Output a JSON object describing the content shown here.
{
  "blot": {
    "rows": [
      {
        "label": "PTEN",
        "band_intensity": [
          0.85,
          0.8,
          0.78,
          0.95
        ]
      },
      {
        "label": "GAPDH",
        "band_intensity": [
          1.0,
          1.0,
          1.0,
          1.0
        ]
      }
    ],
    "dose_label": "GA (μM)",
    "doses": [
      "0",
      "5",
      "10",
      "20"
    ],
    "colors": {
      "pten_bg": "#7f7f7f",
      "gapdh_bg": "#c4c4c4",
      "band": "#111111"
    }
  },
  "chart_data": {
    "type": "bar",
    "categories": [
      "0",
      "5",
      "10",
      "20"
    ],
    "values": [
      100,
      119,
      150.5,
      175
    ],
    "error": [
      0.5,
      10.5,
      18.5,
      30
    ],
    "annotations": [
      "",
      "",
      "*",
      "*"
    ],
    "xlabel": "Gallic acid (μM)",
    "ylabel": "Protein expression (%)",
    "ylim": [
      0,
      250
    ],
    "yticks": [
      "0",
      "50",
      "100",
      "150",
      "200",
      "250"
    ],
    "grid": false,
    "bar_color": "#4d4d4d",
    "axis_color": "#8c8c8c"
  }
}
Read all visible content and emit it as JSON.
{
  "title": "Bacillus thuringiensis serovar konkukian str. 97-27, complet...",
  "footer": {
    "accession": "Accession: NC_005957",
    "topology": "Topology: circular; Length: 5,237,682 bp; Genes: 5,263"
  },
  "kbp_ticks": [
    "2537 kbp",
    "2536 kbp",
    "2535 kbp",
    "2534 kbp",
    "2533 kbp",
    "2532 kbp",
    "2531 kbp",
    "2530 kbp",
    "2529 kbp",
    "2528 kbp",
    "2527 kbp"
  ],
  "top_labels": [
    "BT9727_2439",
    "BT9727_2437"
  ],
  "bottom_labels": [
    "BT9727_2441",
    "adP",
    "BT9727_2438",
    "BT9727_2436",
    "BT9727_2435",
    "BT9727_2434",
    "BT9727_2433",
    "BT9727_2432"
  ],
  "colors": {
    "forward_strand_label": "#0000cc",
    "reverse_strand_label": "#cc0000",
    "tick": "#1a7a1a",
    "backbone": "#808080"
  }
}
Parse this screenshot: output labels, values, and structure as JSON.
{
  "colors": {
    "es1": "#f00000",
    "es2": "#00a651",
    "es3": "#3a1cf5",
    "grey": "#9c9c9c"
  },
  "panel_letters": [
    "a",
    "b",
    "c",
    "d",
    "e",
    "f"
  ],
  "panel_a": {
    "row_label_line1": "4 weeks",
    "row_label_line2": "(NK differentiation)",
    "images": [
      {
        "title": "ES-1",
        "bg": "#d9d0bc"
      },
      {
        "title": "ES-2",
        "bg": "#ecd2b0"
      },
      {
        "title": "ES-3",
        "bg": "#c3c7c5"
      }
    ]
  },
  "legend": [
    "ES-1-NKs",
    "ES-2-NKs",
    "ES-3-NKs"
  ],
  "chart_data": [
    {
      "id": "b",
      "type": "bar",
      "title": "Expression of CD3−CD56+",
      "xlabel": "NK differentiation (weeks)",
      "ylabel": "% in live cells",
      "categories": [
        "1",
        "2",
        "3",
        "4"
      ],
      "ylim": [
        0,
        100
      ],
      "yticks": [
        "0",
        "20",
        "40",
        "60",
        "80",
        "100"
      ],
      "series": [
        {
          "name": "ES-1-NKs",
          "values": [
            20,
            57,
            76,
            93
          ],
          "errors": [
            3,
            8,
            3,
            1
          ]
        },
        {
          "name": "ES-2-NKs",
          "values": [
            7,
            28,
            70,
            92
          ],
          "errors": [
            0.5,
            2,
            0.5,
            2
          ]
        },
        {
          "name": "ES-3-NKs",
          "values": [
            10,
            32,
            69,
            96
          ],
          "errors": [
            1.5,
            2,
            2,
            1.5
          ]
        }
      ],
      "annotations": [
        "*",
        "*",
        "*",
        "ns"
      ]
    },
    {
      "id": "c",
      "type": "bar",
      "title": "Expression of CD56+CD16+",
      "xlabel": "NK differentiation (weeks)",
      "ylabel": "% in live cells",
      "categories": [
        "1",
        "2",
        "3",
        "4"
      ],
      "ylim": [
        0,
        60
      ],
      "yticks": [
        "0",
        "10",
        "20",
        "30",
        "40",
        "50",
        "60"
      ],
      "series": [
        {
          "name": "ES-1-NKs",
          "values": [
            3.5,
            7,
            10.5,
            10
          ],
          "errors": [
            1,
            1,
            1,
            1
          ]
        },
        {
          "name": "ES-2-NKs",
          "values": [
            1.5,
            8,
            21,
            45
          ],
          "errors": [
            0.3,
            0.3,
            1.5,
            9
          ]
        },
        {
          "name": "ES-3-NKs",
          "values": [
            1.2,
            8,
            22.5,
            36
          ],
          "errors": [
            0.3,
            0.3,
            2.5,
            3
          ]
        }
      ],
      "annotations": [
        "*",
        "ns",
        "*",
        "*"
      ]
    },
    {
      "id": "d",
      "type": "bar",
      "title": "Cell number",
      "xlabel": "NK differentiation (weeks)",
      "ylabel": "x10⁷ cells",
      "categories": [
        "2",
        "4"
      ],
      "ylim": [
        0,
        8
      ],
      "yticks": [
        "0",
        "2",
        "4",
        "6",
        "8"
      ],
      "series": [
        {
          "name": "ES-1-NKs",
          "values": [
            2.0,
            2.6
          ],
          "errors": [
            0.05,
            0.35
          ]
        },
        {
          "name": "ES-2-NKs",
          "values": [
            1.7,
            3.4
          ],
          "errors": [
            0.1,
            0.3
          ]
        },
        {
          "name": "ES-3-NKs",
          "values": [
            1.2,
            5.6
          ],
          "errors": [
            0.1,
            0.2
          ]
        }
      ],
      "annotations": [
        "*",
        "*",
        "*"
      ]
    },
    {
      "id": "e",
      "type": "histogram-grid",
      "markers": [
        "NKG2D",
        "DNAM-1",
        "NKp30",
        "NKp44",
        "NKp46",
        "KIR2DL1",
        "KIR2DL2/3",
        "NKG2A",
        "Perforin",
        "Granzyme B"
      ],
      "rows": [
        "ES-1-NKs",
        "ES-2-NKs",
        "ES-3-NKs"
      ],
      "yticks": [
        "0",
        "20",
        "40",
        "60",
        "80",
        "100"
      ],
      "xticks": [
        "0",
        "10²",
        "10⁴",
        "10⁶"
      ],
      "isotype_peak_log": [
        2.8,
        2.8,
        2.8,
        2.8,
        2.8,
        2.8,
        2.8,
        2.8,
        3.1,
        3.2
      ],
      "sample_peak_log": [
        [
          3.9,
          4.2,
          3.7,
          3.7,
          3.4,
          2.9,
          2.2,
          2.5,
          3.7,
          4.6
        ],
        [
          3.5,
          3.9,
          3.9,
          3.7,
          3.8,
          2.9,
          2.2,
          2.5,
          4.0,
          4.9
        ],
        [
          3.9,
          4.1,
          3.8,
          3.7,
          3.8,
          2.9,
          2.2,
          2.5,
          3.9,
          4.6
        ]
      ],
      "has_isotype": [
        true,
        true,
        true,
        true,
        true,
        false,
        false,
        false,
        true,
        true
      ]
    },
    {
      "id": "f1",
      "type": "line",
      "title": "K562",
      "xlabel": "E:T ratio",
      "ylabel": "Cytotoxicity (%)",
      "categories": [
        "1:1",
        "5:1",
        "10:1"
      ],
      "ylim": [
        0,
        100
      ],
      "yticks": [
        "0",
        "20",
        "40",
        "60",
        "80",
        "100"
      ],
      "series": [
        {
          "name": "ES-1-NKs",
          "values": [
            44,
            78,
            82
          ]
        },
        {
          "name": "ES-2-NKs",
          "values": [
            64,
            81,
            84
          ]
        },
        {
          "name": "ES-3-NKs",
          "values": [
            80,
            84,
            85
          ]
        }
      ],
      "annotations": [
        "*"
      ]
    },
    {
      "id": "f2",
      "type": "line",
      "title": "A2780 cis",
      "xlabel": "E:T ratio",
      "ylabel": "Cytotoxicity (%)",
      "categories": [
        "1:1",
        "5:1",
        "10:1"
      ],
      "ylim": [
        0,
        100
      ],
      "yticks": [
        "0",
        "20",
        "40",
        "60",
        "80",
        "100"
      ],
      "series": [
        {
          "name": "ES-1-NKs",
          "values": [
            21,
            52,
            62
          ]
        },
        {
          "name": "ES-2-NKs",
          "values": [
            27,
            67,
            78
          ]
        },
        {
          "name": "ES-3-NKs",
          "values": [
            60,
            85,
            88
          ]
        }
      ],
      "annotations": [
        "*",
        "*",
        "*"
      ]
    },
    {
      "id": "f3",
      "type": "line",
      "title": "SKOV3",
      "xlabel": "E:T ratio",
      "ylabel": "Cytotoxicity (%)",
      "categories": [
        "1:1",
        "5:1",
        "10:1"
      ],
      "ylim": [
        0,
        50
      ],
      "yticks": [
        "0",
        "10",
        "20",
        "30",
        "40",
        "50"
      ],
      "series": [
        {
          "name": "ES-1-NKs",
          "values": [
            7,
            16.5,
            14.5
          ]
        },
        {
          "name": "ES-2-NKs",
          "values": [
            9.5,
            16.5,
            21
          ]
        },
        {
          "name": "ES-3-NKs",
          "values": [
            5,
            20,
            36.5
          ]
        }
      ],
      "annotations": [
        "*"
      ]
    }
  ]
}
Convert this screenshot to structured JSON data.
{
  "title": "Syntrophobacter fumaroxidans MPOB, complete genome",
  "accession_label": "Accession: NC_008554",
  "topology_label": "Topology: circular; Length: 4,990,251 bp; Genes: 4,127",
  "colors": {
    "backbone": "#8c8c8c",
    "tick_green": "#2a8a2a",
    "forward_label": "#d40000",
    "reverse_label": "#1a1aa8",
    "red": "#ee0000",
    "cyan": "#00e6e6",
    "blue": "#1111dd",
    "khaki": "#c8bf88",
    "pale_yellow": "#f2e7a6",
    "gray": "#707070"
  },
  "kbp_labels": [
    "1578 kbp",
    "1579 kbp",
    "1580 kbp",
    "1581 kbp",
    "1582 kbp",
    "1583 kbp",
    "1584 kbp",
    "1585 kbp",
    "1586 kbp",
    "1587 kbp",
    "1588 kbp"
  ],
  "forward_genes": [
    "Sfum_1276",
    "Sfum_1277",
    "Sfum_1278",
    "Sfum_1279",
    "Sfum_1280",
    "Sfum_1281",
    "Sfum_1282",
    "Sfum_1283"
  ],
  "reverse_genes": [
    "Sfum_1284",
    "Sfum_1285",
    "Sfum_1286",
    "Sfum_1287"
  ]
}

■ ■ ■ ■ ■

What to work on — Output, and output only, the lines from the one containing "Convert this screenshot" through the last line of the data above.

Solution below —
Convert this screenshot to structured JSON data.
{
  "title": "Syntrophobacter fumaroxidans MPOB, complete genome",
  "accession_label": "Accession: NC_008554",
  "topology_label": "Topology: circular; Length: 4,990,251 bp; Genes: 4,127",
  "colors": {
    "backbone": "#8c8c8c",
    "tick_green": "#2a8a2a",
    "forward_label": "#d40000",
    "reverse_label": "#1a1aa8",
    "red": "#ee0000",
    "cyan": "#00e6e6",
    "blue": "#1111dd",
    "khaki": "#c8bf88",
    "pale_yellow": "#f2e7a6",
    "gray": "#707070"
  },
  "kbp_labels": [
    "1578 kbp",
    "1579 kbp",
    "1580 kbp",
    "1581 kbp",
    "1582 kbp",
    "1583 kbp",
    "1584 kbp",
    "1585 kbp",
    "1586 kbp",
    "1587 kbp",
    "1588 kbp"
  ],
  "forward_genes": [
    "Sfum_1276",
    "Sfum_1277",
    "Sfum_1278",
    "Sfum_1279",
    "Sfum_1280",
    "Sfum_1281",
    "Sfum_1282",
    "Sfum_1283"
  ],
  "reverse_genes": [
    "Sfum_1284",
    "Sfum_1285",
    "Sfum_1286",
    "Sfum_1287"
  ]
}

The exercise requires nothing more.